[Data records]
········

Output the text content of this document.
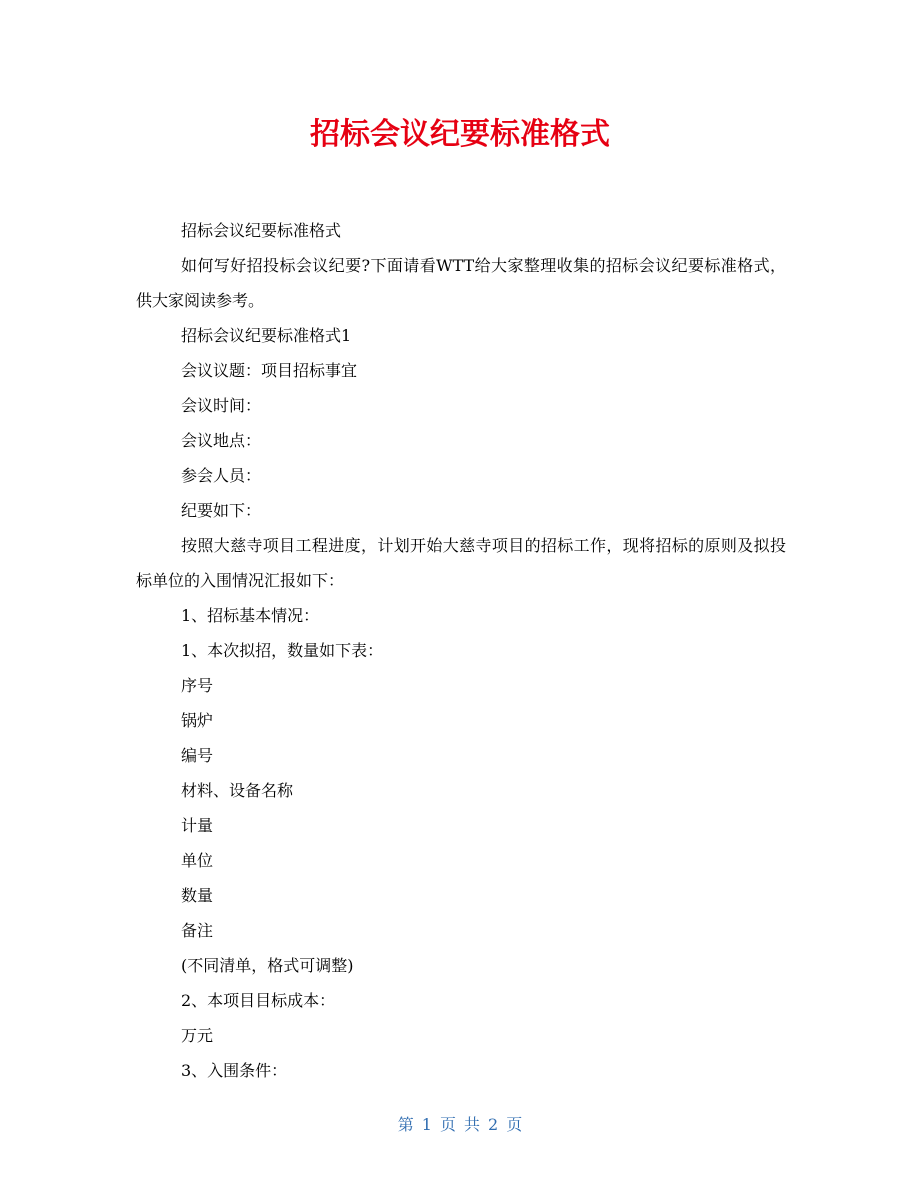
招标会议纪要标准格式

招标会议纪要标准格式

如何写好招投标会议纪要?下面请看WTT给大家整理收集的招标会议纪要标准格式，供大家阅读参考。

招标会议纪要标准格式1

会议议题：项目招标事宜

会议时间：

会议地点：

参会人员：

纪要如下：

按照大慈寺项目工程进度，计划开始大慈寺项目的招标工作，现将招标的原则及拟投标单位的入围情况汇报如下：

1、招标基本情况：

1、本次拟招，数量如下表：

序号

锅炉

编号

材料、设备名称

计量

单位

数量

备注

(不同清单，格式可调整)

2、本项目目标成本：

万元

3、入围条件：

第 1 页 共 2 页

········

### GOAL
Pictures are to be left out; all else in the entries above is to be quoted exactly.

### ANSWER
Output the text content of this document.
招标会议纪要标准格式

招标会议纪要标准格式

如何写好招投标会议纪要?下面请看WTT给大家整理收集的招标会议纪要标准格式，供大家阅读参考。

招标会议纪要标准格式1

会议议题：项目招标事宜

会议时间：

会议地点：

参会人员：

纪要如下：

按照大慈寺项目工程进度，计划开始大慈寺项目的招标工作，现将招标的原则及拟投标单位的入围情况汇报如下：

1、招标基本情况：

1、本次拟招，数量如下表：

序号

锅炉

编号

材料、设备名称

计量

单位

数量

备注

(不同清单，格式可调整)

2、本项目目标成本：

万元

3、入围条件：

第 1 页 共 2 页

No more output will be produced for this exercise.